**Your instructions:** Arrange every line of the entries below as a Markdown table with two columns, Row for the row number and Line for the line itself. Skip blank lines and leave the pictures out.

*** Data excerpts ***

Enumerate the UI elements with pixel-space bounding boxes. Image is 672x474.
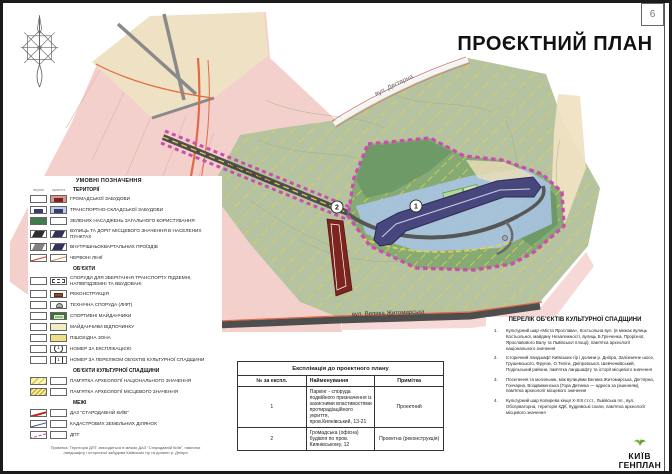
legend-item: ПІШОХІДНА ЗОНА: [30, 334, 222, 342]
explication-table: Експлікація до проектного плану № за екс…: [237, 361, 444, 451]
swatch: [30, 409, 47, 417]
table-row: 2 Громадська (офісна) будівля по пров. К…: [238, 428, 444, 451]
swatch: [30, 377, 47, 385]
swatch: 1: [50, 345, 67, 353]
swatch: [50, 420, 67, 428]
swatch: [50, 290, 67, 298]
legend-item: ПАМ'ЯТКА АРХЕОЛОГІЇ НАЦІОНАЛЬНОГО ЗНАЧЕН…: [30, 377, 222, 385]
swatch: [50, 217, 67, 225]
legend-item: ЧЕРВОНІ ЛІНІЇ: [30, 254, 222, 262]
swatch: 1: [50, 356, 67, 364]
swatch: [30, 195, 47, 203]
legend-section-heritage: ОБ'ЄКТИ КУЛЬТУРНОЇ СПАДЩИНИ: [73, 368, 222, 374]
legend-item: КАДАСТРОВИХ ЗЕМЕЛЬНИХ ДІЛЯНОК: [30, 420, 222, 428]
legend-item: 1 НОМЕР ЗА ЕКСПЛІКАЦІЄЮ: [30, 345, 222, 353]
legend-item: МАЙДАНЧИКИ ВІДПОЧИНКУ: [30, 323, 222, 331]
swatch: [30, 345, 47, 353]
heritage-list-title: ПЕРЕЛІК ОБ'ЄКТІВ КУЛЬТУРНОЇ СПАДЩИНИ: [486, 317, 664, 323]
swatch: [30, 206, 47, 214]
swatch: [30, 290, 47, 298]
swatch: [30, 431, 47, 439]
table-row: 1 Паркінг - споруда подвійного призначен…: [238, 387, 444, 428]
marker-1: 1: [410, 200, 422, 212]
legend-item: ПАМ'ЯТКА АРХЕОЛОГІЇ МІСЦЕВОГО ЗНАЧЕННЯ: [30, 388, 222, 396]
page-number: 6: [641, 3, 664, 26]
swatch: [30, 243, 47, 251]
table-title: Експлікація до проектного плану: [238, 362, 444, 376]
legend-item: ТЕХНІЧНА СПОРУДА (ЛІФТ): [30, 301, 222, 309]
swatch: [30, 388, 47, 396]
swatch: [50, 277, 67, 285]
swatch: [50, 254, 67, 262]
swatch: [50, 388, 67, 396]
swatch: [30, 301, 47, 309]
swatch: [50, 312, 67, 320]
kyivgenplan-logo: КИЇВ ГЕНПЛАН: [619, 434, 661, 470]
heritage-list: ПЕРЕЛІК ОБ'ЄКТІВ КУЛЬТУРНОЇ СПАДЩИНИ 1. …: [486, 317, 664, 419]
technical-structure: [503, 236, 508, 241]
list-item: 1. Культурний шар «Міста Ярослава», Кост…: [486, 328, 664, 352]
swatch: [30, 312, 47, 320]
svg-text:1: 1: [414, 204, 418, 211]
legend-title: УМОВНІ ПОЗНАЧЕННЯ: [76, 178, 222, 184]
table-header: Примітка: [375, 376, 444, 387]
legend-section-territories: ТЕРИТОРІЇ: [73, 187, 99, 193]
legend-item: ВУЛИЦЬ ТА ДОРІГ МІСЦЕВОГО ЗНАЧЕННЯ В НАС…: [30, 228, 222, 240]
table-header: Найменування: [306, 376, 375, 387]
legend-item: ДПТ: [30, 431, 222, 439]
swatch: [50, 206, 67, 214]
swatch: [50, 323, 67, 331]
swatch: [50, 377, 67, 385]
legend-item: ДАЗ "СТАРОДАВНІЙ КИЇВ": [30, 409, 222, 417]
swatch: [50, 243, 67, 251]
legend-item: 1 НОМЕР ЗА ПЕРЕЛІКОМ ОБ'ЄКТІВ КУЛЬТУРНОЇ…: [30, 356, 222, 364]
list-item: 4. Культурний шар Копирева кінця X-XIII …: [486, 398, 664, 416]
page-title: ПРОЄКТНИЙ ПЛАН: [452, 33, 658, 56]
swatch: [50, 334, 67, 342]
legend-section-borders: МЕЖІ: [73, 400, 222, 406]
legend-item: ВНУТРІШНЬОКВАРТАЛЬНИХ ПРОЇЗДІВ: [30, 243, 222, 251]
compass-rose-icon: [21, 15, 58, 86]
swatch: [30, 254, 47, 262]
legend-col-existing: існуючі: [30, 189, 47, 193]
swatch: [30, 334, 47, 342]
swatch: [50, 431, 67, 439]
swatch: [30, 217, 47, 225]
swatch: [30, 356, 47, 364]
marker-2: 2: [331, 201, 343, 213]
swatch: [50, 301, 67, 309]
list-item: 3. Поселення та могильник, між вулицями …: [486, 377, 664, 395]
legend-item: ЗЕЛЕНИХ НАСАДЖЕНЬ ЗАГАЛЬНОГО КОРИСТУВАНН…: [30, 217, 222, 225]
legend-note: Примітка: Територія ДПТ знаходиться в ме…: [48, 445, 203, 456]
chestnut-leaf-icon: [633, 438, 647, 447]
legend-section-objects: ОБ'ЄКТИ: [73, 266, 222, 272]
legend-item: РЕКОНСТРУКЦІЯ: [30, 290, 222, 298]
svg-text:2: 2: [335, 205, 339, 212]
page-inner-border: [664, 3, 665, 471]
swatch: [50, 195, 67, 203]
legend-item: ГРОМАДСЬКОЇ ЗАБУДОВИ: [30, 195, 222, 203]
table-header: № за експл.: [238, 376, 307, 387]
legend-item: ТРАНСПОРТНО-СКЛАДСЬКОЇ ЗАБУДОВИ: [30, 206, 222, 214]
swatch: [50, 409, 67, 417]
legend-col-projected: проектні: [50, 189, 67, 193]
swatch: [30, 230, 47, 238]
legend-item: СПОРУДИ ДЛЯ ЗБЕРІГАННЯ ТРАНСПОРТУ ПІДЗЕМ…: [30, 275, 222, 287]
legend-item: СПОРТИВНІ МАЙДАНЧИКИ: [30, 312, 222, 320]
swatch: [30, 420, 47, 428]
legend-panel: УМОВНІ ПОЗНАЧЕННЯ існуючі проектні ТЕРИТ…: [28, 176, 222, 457]
list-item: 2. Історичний ландшафт Київських гір і д…: [486, 355, 664, 373]
swatch: [50, 230, 67, 238]
swatch: [30, 277, 47, 285]
swatch: [30, 323, 47, 331]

***

**Result of this exercise:**
| Row | Line |
|---|---|
| 1 | Enumerate the UI elements with pixel-space bounding boxes. Image is 672x474. |
| 2 | legend-item: ПІШОХІДНА ЗОНА: [30, 334, 222, 342] |
| 3 | explication-table: Експлікація до проектного плану № за екс…: [237, 361, 444, 451] |
| 4 | swatch: [30, 409, 47, 417] |
| 5 | table-row: 2 Громадська (офісна) будівля по пров. К…: [238, 428, 444, 451] |
| 6 | swatch: [30, 377, 47, 385] |
| 7 | swatch: 1: [50, 345, 67, 353] |
| 8 | swatch: [50, 420, 67, 428] |
| 9 | swatch: [50, 290, 67, 298] |
| 10 | legend-item: ПАМ'ЯТКА АРХЕОЛОГІЇ НАЦІОНАЛЬНОГО ЗНАЧЕН…: [30, 377, 222, 385] |
| 11 | swatch: [50, 217, 67, 225] |
| 12 | legend-item: ЧЕРВОНІ ЛІНІЇ: [30, 254, 222, 262] |
| 13 | swatch: 1: [50, 356, 67, 364] |
| 14 | swatch: [30, 195, 47, 203] |
| 15 | legend-section-heritage: ОБ'ЄКТИ КУЛЬТУРНОЇ СПАДЩИНИ: [73, 368, 222, 374] |
| 16 | legend-item: КАДАСТРОВИХ ЗЕМЕЛЬНИХ ДІЛЯНОК: [30, 420, 222, 428] |
| 17 | legend-item: 1 НОМЕР ЗА ЕКСПЛІКАЦІЄЮ: [30, 345, 222, 353] |
| 18 | legend-item: МАЙДАНЧИКИ ВІДПОЧИНКУ: [30, 323, 222, 331] |
| 19 | swatch: [30, 345, 47, 353] |
| 20 | heritage-list-title: ПЕРЕЛІК ОБ'ЄКТІВ КУЛЬТУРНОЇ СПАДЩИНИ: [486, 317, 664, 323] |
| 21 | swatch: [30, 206, 47, 214] |
| 22 | swatch: [30, 290, 47, 298] |
| 23 | swatch: [30, 431, 47, 439] |
| 24 | table-row: 1 Паркінг - споруда подвійного призначен…: [238, 387, 444, 428] |
| 25 | marker-1: 1: [410, 200, 422, 212] |
| 26 | legend-item: ПАМ'ЯТКА АРХЕОЛОГІЇ МІСЦЕВОГО ЗНАЧЕННЯ: [30, 388, 222, 396] |
| 27 | page-number: 6: [641, 3, 664, 26] |
| 28 | swatch: [30, 243, 47, 251] |
| 29 | table-title: Експлікація до проектного плану: [238, 362, 444, 376] |
| 30 | legend-item: ТЕХНІЧНА СПОРУДА (ЛІФТ): [30, 301, 222, 309] |
| 31 | swatch: [30, 388, 47, 396] |
| 32 | swatch: [50, 277, 67, 285] |
| 33 | swatch: [50, 254, 67, 262] |
| 34 | swatch: [50, 388, 67, 396] |
| 35 | swatch: [30, 301, 47, 309] |
| 36 | swatch: [50, 312, 67, 320] |
| 37 | kyivgenplan-logo: КИЇВ ГЕНПЛАН: [619, 434, 661, 470] |
| 38 | heritage-list: ПЕРЕЛІК ОБ'ЄКТІВ КУЛЬТУРНОЇ СПАДЩИНИ 1. …: [486, 317, 664, 419] |
| 39 | technical-structure: [503, 236, 508, 241] |
| 40 | list-item: 1. Культурний шар «Міста Ярослава», Кост…: [486, 328, 664, 352] |
| 41 | swatch: [30, 312, 47, 320] |
| 42 | svg-text:1: 1: [414, 204, 418, 211] |
| 43 | legend-title: УМОВНІ ПОЗНАЧЕННЯ: [76, 178, 222, 184] |
| 44 | table-header: Примітка: [375, 376, 444, 387] |
| 45 | legend-section-territories: ТЕРИТОРІЇ: [73, 187, 99, 193] |
| 46 | legend-item: ВУЛИЦЬ ТА ДОРІГ МІСЦЕВОГО ЗНАЧЕННЯ В НАС…: [30, 228, 222, 240] |
| 47 | table-header: Найменування: [306, 376, 375, 387] |
| 48 | legend-item: ДПТ: [30, 431, 222, 439] |
| 49 | swatch: [50, 206, 67, 214] |
| 50 | swatch: [50, 323, 67, 331] |
| 51 | swatch: [50, 377, 67, 385] |
| 52 | legend-item: ДАЗ "СТАРОДАВНІЙ КИЇВ": [30, 409, 222, 417] |
| 53 | swatch: [50, 243, 67, 251] |
| 54 | legend-item: 1 НОМЕР ЗА ПЕРЕЛІКОМ ОБ'ЄКТІВ КУЛЬТУРНОЇ…: [30, 356, 222, 364] |
| 55 | list-item: 4. Культурний шар Копирева кінця X-XIII …: [486, 398, 664, 416] |
| 56 | page-title: ПРОЄКТНИЙ ПЛАН: [452, 33, 658, 56] |
| 57 | swatch: [50, 334, 67, 342] |
| 58 | legend-section-borders: МЕЖІ: [73, 400, 222, 406] |
| 59 | legend-item: ВНУТРІШНЬОКВАРТАЛЬНИХ ПРОЇЗДІВ: [30, 243, 222, 251] |
| 60 | compass-rose-icon: [21, 15, 58, 86] |
| 61 | swatch: [30, 254, 47, 262] |
| 62 | legend-col-existing: існуючі: [30, 189, 47, 193] |
| 63 | swatch: [30, 334, 47, 342] |
| 64 | swatch: [50, 431, 67, 439] |
| 65 | swatch: [30, 217, 47, 225] |
| 66 | swatch: [30, 356, 47, 364] |
| 67 | marker-2: 2: [331, 201, 343, 213] |
| 68 | swatch: [50, 301, 67, 309] |
| 69 | list-item: 3. Поселення та могильник, між вулицями …: [486, 377, 664, 395] |
| 70 | legend-item: ЗЕЛЕНИХ НАСАДЖЕНЬ ЗАГАЛЬНОГО КОРИСТУВАНН…: [30, 217, 222, 225] |
| 71 | legend-note: Примітка: Територія ДПТ знаходиться в ме…: [48, 445, 203, 456] |
| 72 | chestnut-leaf-icon: [633, 438, 647, 447] |
| 73 | legend-section-objects: ОБ'ЄКТИ: [73, 266, 222, 272] |
| 74 | legend-item: РЕКОНСТРУКЦІЯ: [30, 290, 222, 298] |
| 75 | svg-text:2: 2: [335, 205, 339, 212] |
| 76 | page-inner-border: [664, 3, 665, 471] |
| 77 | swatch: [50, 195, 67, 203] |
| 78 | legend-item: ГРОМАДСЬКОЇ ЗАБУДОВИ: [30, 195, 222, 203] |
| 79 | table-header: № за експл.: [238, 376, 307, 387] |
| 80 | legend-item: ТРАНСПОРТНО-СКЛАДСЬКОЇ ЗАБУДОВИ: [30, 206, 222, 214] |
| 81 | swatch: [50, 409, 67, 417] |
| 82 | legend-col-projected: проектні: [50, 189, 67, 193] |
| 83 | swatch: [30, 230, 47, 238] |
| 84 | legend-item: СПОРУДИ ДЛЯ ЗБЕРІГАННЯ ТРАНСПОРТУ ПІДЗЕМ…: [30, 275, 222, 287] |
| 85 | legend-item: СПОРТИВНІ МАЙДАНЧИКИ: [30, 312, 222, 320] |
| 86 | swatch: [30, 420, 47, 428] |
| 87 | legend-panel: УМОВНІ ПОЗНАЧЕННЯ існуючі проектні ТЕРИТ…: [28, 176, 222, 457] |
| 88 | list-item: 2. Історичний ландшафт Київських гір і д…: [486, 355, 664, 373] |
| 89 | swatch: [50, 230, 67, 238] |
| 90 | swatch: [30, 277, 47, 285] |
| 91 | swatch: [30, 323, 47, 331] |